Copy the data below, swapping every "ingredient-amount" for "ingredient-quantity" and leaving everything else unchanged.
** Start ENTRIES PROVIDED **
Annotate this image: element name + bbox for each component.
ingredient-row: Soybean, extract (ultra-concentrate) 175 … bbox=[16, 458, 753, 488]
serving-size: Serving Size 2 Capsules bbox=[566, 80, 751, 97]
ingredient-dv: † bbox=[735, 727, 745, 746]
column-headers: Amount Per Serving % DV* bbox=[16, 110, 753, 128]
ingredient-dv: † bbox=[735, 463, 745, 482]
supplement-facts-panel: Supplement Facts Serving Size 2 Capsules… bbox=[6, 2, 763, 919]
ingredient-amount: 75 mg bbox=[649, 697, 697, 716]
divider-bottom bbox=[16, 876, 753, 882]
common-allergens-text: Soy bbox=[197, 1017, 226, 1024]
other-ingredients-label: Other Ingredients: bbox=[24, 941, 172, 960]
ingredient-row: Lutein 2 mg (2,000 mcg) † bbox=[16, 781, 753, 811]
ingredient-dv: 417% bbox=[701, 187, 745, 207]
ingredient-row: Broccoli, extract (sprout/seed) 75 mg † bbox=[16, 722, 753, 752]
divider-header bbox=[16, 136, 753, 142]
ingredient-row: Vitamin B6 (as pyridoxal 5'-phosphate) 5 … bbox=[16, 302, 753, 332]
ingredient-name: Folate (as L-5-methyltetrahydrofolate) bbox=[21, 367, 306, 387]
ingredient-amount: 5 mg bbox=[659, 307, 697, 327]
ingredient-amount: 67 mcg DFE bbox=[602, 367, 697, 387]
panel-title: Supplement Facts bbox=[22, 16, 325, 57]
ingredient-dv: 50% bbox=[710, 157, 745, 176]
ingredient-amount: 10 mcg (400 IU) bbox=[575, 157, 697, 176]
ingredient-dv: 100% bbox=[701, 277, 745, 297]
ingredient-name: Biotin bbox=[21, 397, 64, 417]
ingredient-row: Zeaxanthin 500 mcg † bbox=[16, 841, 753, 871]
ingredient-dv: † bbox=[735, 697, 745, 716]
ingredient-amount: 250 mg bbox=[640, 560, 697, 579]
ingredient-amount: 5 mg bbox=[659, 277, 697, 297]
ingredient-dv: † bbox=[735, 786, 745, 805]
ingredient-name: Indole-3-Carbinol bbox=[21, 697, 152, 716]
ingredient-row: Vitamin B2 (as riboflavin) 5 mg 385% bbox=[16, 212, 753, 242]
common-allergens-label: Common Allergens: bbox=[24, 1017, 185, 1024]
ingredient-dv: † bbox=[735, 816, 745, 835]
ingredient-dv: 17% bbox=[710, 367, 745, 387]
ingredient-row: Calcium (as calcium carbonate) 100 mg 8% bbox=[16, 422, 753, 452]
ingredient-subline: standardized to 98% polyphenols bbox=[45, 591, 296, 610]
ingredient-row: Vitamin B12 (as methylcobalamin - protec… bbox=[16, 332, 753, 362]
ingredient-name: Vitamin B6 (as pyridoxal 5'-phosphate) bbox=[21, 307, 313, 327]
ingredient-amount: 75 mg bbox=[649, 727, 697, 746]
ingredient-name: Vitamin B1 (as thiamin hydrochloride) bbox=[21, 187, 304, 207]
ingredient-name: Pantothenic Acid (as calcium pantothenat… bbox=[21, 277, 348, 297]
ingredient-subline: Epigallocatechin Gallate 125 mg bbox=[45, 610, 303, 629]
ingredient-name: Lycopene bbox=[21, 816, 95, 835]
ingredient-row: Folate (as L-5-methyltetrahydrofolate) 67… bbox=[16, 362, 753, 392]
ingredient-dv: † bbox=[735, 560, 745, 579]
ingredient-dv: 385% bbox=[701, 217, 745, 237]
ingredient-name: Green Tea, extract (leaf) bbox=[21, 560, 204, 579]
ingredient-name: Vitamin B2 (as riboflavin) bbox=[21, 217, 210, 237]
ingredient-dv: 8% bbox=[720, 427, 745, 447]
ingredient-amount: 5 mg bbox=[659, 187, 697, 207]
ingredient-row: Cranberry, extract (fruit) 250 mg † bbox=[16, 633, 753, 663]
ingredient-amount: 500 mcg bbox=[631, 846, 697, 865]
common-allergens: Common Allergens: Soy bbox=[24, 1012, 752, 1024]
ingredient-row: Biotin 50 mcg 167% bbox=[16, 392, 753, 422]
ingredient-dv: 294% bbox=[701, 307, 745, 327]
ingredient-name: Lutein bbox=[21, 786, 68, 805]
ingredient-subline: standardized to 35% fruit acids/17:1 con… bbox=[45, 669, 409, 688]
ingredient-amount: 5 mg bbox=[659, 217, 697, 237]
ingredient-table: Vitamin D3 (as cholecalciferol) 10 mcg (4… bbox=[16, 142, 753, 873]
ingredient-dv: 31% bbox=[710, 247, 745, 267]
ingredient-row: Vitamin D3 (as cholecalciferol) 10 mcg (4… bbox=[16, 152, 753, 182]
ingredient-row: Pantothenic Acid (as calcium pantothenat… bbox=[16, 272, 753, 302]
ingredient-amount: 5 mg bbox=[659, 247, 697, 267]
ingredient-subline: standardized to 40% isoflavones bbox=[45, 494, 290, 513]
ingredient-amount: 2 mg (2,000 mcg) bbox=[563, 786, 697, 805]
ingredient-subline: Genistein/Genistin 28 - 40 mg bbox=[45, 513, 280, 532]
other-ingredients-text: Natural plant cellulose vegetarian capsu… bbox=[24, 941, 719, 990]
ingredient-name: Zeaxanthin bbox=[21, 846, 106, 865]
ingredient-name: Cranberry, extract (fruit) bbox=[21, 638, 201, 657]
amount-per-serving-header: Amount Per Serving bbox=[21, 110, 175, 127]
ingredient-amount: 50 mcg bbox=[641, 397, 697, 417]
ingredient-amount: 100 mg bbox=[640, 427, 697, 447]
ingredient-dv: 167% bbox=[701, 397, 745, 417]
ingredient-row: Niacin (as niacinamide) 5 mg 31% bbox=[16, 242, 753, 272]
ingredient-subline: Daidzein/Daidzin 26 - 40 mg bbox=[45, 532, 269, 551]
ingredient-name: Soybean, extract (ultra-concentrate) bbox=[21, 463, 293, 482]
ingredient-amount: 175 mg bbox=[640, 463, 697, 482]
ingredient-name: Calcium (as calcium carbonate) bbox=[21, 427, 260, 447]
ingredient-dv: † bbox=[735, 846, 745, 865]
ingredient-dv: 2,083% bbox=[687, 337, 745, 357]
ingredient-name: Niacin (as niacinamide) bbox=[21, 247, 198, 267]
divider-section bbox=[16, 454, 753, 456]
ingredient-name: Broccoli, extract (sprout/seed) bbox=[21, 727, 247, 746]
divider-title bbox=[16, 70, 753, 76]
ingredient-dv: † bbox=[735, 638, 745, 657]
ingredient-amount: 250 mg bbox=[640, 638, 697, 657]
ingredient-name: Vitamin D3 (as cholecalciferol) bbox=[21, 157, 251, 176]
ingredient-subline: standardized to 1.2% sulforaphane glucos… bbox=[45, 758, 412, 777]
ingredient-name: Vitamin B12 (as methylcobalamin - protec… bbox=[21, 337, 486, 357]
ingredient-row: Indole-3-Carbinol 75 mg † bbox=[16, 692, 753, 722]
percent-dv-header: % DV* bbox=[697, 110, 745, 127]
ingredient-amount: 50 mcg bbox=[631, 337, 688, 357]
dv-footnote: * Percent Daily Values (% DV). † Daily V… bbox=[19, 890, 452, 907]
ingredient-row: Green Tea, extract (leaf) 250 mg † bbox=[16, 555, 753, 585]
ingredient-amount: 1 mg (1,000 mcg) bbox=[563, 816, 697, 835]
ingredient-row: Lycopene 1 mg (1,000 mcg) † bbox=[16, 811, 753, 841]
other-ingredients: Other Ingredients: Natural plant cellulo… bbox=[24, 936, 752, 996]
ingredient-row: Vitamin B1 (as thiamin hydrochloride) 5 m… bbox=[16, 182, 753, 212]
** End ENTRIES PROVIDED **
WRITTEN RESPONSE »
Annotate this image: element name + bbox for each component.
ingredient-row: Soybean, extract (ultra-concentrate) 175 … bbox=[16, 458, 753, 488]
serving-size: Serving Size 2 Capsules bbox=[566, 80, 751, 97]
ingredient-dv: † bbox=[735, 727, 745, 746]
column-headers: Amount Per Serving % DV* bbox=[16, 110, 753, 128]
ingredient-dv: † bbox=[735, 463, 745, 482]
supplement-facts-panel: Supplement Facts Serving Size 2 Capsules… bbox=[6, 2, 763, 919]
ingredient-quantity: 75 mg bbox=[649, 697, 697, 716]
divider-bottom bbox=[16, 876, 753, 882]
common-allergens-text: Soy bbox=[197, 1017, 226, 1024]
other-ingredients-label: Other Ingredients: bbox=[24, 941, 172, 960]
ingredient-row: Lutein 2 mg (2,000 mcg) † bbox=[16, 781, 753, 811]
ingredient-dv: 417% bbox=[701, 187, 745, 207]
ingredient-row: Broccoli, extract (sprout/seed) 75 mg † bbox=[16, 722, 753, 752]
divider-header bbox=[16, 136, 753, 142]
ingredient-row: Vitamin B6 (as pyridoxal 5'-phosphate) 5 … bbox=[16, 302, 753, 332]
ingredient-name: Folate (as L-5-methyltetrahydrofolate) bbox=[21, 367, 306, 387]
ingredient-quantity: 5 mg bbox=[659, 307, 697, 327]
ingredient-quantity: 67 mcg DFE bbox=[602, 367, 697, 387]
panel-title: Supplement Facts bbox=[22, 16, 325, 57]
ingredient-dv: 50% bbox=[710, 157, 745, 176]
ingredient-quantity: 10 mcg (400 IU) bbox=[575, 157, 697, 176]
ingredient-dv: 100% bbox=[701, 277, 745, 297]
ingredient-name: Biotin bbox=[21, 397, 64, 417]
ingredient-row: Zeaxanthin 500 mcg † bbox=[16, 841, 753, 871]
ingredient-dv: † bbox=[735, 697, 745, 716]
ingredient-quantity: 250 mg bbox=[640, 560, 697, 579]
ingredient-quantity: 5 mg bbox=[659, 277, 697, 297]
ingredient-dv: † bbox=[735, 786, 745, 805]
ingredient-name: Indole-3-Carbinol bbox=[21, 697, 152, 716]
ingredient-row: Vitamin B2 (as riboflavin) 5 mg 385% bbox=[16, 212, 753, 242]
common-allergens-label: Common Allergens: bbox=[24, 1017, 185, 1024]
ingredient-dv: † bbox=[735, 816, 745, 835]
ingredient-dv: 17% bbox=[710, 367, 745, 387]
ingredient-row: Calcium (as calcium carbonate) 100 mg 8% bbox=[16, 422, 753, 452]
ingredient-subline: standardized to 98% polyphenols bbox=[45, 591, 296, 610]
ingredient-row: Vitamin B12 (as methylcobalamin - protec… bbox=[16, 332, 753, 362]
ingredient-name: Vitamin B6 (as pyridoxal 5'-phosphate) bbox=[21, 307, 313, 327]
ingredient-quantity: 75 mg bbox=[649, 727, 697, 746]
ingredient-name: Vitamin B1 (as thiamin hydrochloride) bbox=[21, 187, 304, 207]
ingredient-name: Pantothenic Acid (as calcium pantothenat… bbox=[21, 277, 348, 297]
ingredient-subline: Epigallocatechin Gallate 125 mg bbox=[45, 610, 303, 629]
ingredient-name: Lycopene bbox=[21, 816, 95, 835]
ingredient-row: Folate (as L-5-methyltetrahydrofolate) 67… bbox=[16, 362, 753, 392]
ingredient-dv: † bbox=[735, 560, 745, 579]
ingredient-dv: 385% bbox=[701, 217, 745, 237]
ingredient-name: Green Tea, extract (leaf) bbox=[21, 560, 204, 579]
ingredient-name: Vitamin B2 (as riboflavin) bbox=[21, 217, 210, 237]
ingredient-dv: 8% bbox=[720, 427, 745, 447]
ingredient-quantity: 5 mg bbox=[659, 187, 697, 207]
ingredient-row: Cranberry, extract (fruit) 250 mg † bbox=[16, 633, 753, 663]
ingredient-quantity: 500 mcg bbox=[631, 846, 697, 865]
common-allergens: Common Allergens: Soy bbox=[24, 1012, 752, 1024]
ingredient-row: Biotin 50 mcg 167% bbox=[16, 392, 753, 422]
ingredient-dv: 294% bbox=[701, 307, 745, 327]
ingredient-name: Lutein bbox=[21, 786, 68, 805]
ingredient-subline: standardized to 35% fruit acids/17:1 con… bbox=[45, 669, 409, 688]
ingredient-quantity: 5 mg bbox=[659, 217, 697, 237]
ingredient-table: Vitamin D3 (as cholecalciferol) 10 mcg (4… bbox=[16, 142, 753, 873]
ingredient-dv: 31% bbox=[710, 247, 745, 267]
ingredient-row: Vitamin D3 (as cholecalciferol) 10 mcg (4… bbox=[16, 152, 753, 182]
ingredient-row: Pantothenic Acid (as calcium pantothenat… bbox=[16, 272, 753, 302]
ingredient-quantity: 5 mg bbox=[659, 247, 697, 267]
ingredient-subline: standardized to 40% isoflavones bbox=[45, 494, 290, 513]
ingredient-quantity: 2 mg (2,000 mcg) bbox=[563, 786, 697, 805]
ingredient-subline: Genistein/Genistin 28 - 40 mg bbox=[45, 513, 280, 532]
other-ingredients-text: Natural plant cellulose vegetarian capsu… bbox=[24, 941, 719, 990]
ingredient-name: Zeaxanthin bbox=[21, 846, 106, 865]
ingredient-name: Cranberry, extract (fruit) bbox=[21, 638, 201, 657]
amount-per-serving-header: Amount Per Serving bbox=[21, 110, 175, 127]
ingredient-quantity: 50 mcg bbox=[641, 397, 697, 417]
ingredient-quantity: 100 mg bbox=[640, 427, 697, 447]
ingredient-dv: 167% bbox=[701, 397, 745, 417]
ingredient-row: Niacin (as niacinamide) 5 mg 31% bbox=[16, 242, 753, 272]
ingredient-subline: Daidzein/Daidzin 26 - 40 mg bbox=[45, 532, 269, 551]
ingredient-name: Soybean, extract (ultra-concentrate) bbox=[21, 463, 293, 482]
ingredient-quantity: 175 mg bbox=[640, 463, 697, 482]
ingredient-name: Calcium (as calcium carbonate) bbox=[21, 427, 260, 447]
ingredient-dv: † bbox=[735, 846, 745, 865]
ingredient-dv: 2,083% bbox=[687, 337, 745, 357]
ingredient-name: Niacin (as niacinamide) bbox=[21, 247, 198, 267]
divider-section bbox=[16, 454, 753, 456]
ingredient-name: Broccoli, extract (sprout/seed) bbox=[21, 727, 247, 746]
divider-title bbox=[16, 70, 753, 76]
ingredient-dv: † bbox=[735, 638, 745, 657]
ingredient-quantity: 250 mg bbox=[640, 638, 697, 657]
ingredient-name: Vitamin D3 (as cholecalciferol) bbox=[21, 157, 251, 176]
ingredient-subline: standardized to 1.2% sulforaphane glucos… bbox=[45, 758, 412, 777]
ingredient-name: Vitamin B12 (as methylcobalamin - protec… bbox=[21, 337, 486, 357]
ingredient-row: Indole-3-Carbinol 75 mg † bbox=[16, 692, 753, 722]
percent-dv-header: % DV* bbox=[697, 110, 745, 127]
ingredient-quantity: 50 mcg bbox=[631, 337, 688, 357]
dv-footnote: * Percent Daily Values (% DV). † Daily V… bbox=[19, 890, 452, 907]
ingredient-row: Green Tea, extract (leaf) 250 mg † bbox=[16, 555, 753, 585]
ingredient-quantity: 1 mg (1,000 mcg) bbox=[563, 816, 697, 835]
ingredient-row: Lycopene 1 mg (1,000 mcg) † bbox=[16, 811, 753, 841]
other-ingredients: Other Ingredients: Natural plant cellulo… bbox=[24, 936, 752, 996]
ingredient-row: Vitamin B1 (as thiamin hydrochloride) 5 m… bbox=[16, 182, 753, 212]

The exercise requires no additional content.